» **STATED GOAL**:
Each record needs to be echoed exactly; can you do that?

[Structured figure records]
* * * * *

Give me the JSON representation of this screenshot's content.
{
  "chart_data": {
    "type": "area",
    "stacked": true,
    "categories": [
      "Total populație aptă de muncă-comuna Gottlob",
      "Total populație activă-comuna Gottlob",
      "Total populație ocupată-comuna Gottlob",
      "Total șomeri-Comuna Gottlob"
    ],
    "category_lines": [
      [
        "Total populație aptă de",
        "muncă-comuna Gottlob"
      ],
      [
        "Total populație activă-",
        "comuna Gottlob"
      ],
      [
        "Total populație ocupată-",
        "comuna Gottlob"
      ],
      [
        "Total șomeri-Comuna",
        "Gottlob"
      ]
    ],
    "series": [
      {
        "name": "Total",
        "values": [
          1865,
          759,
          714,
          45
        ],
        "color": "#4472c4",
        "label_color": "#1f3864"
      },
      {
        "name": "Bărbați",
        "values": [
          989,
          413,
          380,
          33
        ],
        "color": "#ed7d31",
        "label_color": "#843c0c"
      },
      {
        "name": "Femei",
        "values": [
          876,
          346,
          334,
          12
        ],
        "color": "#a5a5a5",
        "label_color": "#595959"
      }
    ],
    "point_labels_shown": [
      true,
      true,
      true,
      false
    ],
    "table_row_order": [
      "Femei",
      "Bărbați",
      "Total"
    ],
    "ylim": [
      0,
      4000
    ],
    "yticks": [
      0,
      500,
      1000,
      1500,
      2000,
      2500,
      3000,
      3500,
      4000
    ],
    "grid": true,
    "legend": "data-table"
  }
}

* * * * *

» **COMPLETED TASK**:
Give me the JSON representation of this screenshot's content.
{
  "chart_data": {
    "type": "area",
    "stacked": true,
    "categories": [
      "Total populație aptă de muncă-comuna Gottlob",
      "Total populație activă-comuna Gottlob",
      "Total populație ocupată-comuna Gottlob",
      "Total șomeri-Comuna Gottlob"
    ],
    "category_lines": [
      [
        "Total populație aptă de",
        "muncă-comuna Gottlob"
      ],
      [
        "Total populație activă-",
        "comuna Gottlob"
      ],
      [
        "Total populație ocupată-",
        "comuna Gottlob"
      ],
      [
        "Total șomeri-Comuna",
        "Gottlob"
      ]
    ],
    "series": [
      {
        "name": "Total",
        "values": [
          1865,
          759,
          714,
          45
        ],
        "color": "#4472c4",
        "label_color": "#1f3864"
      },
      {
        "name": "Bărbați",
        "values": [
          989,
          413,
          380,
          33
        ],
        "color": "#ed7d31",
        "label_color": "#843c0c"
      },
      {
        "name": "Femei",
        "values": [
          876,
          346,
          334,
          12
        ],
        "color": "#a5a5a5",
        "label_color": "#595959"
      }
    ],
    "point_labels_shown": [
      true,
      true,
      true,
      false
    ],
    "table_row_order": [
      "Femei",
      "Bărbați",
      "Total"
    ],
    "ylim": [
      0,
      4000
    ],
    "yticks": [
      0,
      500,
      1000,
      1500,
      2000,
      2500,
      3000,
      3500,
      4000
    ],
    "grid": true,
    "legend": "data-table"
  }
}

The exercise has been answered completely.